Lone Mountain State Forest was created from a land donation by the Lone Mountain Land Company in 1938 and a large land purchase by the Morgan County Chancery Court the following year. Lone Mountain was managed as part of Morgan State Forest until 1970, when it became an independent state forest. The State Forestry Division managed Lone Mountain with a "hands-off" approach to allow the forest to recover from damage caused by the Lone Mountain Land Company. Timber harvests within the forest are therefore relatively rare.

In 2002, a tornado swept across Morgan County, devastating the community of Mossy Grove and wiping out some 500 acre of trees in Lone Mountain State Forest. The tornado caused the closure of the Carl Black Spur trail which remains closed as of 2008. Forestry officials plan to have the Carl Black Spur trail open for the public again soon. The tornado opened up the opportunity for a new trail aptly named Twister Pass which runs from the South West trail up to Todds Landing. Southern pine beetle infestations in the 1970s and 1990s killed off a large number of the forest's pine trees, leaving mostly hardwoods.

==Features==

Lone Mountain has approximately 15 mi of trails, the most popular of which leads to Coyote Point, an overlook just below the summit on the south slope of the mountain. The trails were developed in the late 1980s for horseback riding, and are well-equipped with watering holes and hitching posts. The trails are also open to hikers and mountain bikers. The trailhead is located just west of US-27 along Clayton Howard Road.

- Activity
Answer these about the Lone Mountain State Forest text:
(a) In what year did Lone Mountain become an independent state forest?
(b) What is the name of the new trail that the 2002 tornado made possible?
(c) To what overlook does the most popular trail lead?

- Extracted records
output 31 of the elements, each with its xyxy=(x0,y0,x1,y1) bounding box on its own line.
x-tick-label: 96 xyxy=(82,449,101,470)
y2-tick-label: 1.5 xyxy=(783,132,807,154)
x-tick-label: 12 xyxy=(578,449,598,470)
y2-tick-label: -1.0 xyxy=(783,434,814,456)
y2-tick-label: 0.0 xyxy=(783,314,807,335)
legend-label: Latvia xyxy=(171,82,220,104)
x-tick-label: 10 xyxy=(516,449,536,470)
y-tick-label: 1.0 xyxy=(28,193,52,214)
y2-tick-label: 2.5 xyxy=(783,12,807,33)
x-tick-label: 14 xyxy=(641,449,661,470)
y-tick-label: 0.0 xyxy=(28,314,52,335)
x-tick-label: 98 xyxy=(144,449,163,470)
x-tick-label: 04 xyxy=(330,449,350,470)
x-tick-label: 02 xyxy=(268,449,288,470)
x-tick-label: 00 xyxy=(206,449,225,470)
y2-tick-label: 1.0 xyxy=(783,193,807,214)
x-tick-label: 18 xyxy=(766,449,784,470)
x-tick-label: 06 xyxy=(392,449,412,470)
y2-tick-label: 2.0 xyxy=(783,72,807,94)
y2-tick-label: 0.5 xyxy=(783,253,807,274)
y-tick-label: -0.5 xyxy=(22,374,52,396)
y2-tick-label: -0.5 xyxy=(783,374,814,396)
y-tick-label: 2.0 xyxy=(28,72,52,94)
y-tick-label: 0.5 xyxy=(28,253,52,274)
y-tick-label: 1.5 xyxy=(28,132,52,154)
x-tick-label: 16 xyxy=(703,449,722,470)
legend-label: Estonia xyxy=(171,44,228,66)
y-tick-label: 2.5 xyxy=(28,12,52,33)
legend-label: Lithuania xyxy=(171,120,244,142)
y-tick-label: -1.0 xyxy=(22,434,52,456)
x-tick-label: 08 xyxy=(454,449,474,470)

- Answer section
(a) 1970
(b) Twister Pass
(c) Coyote Point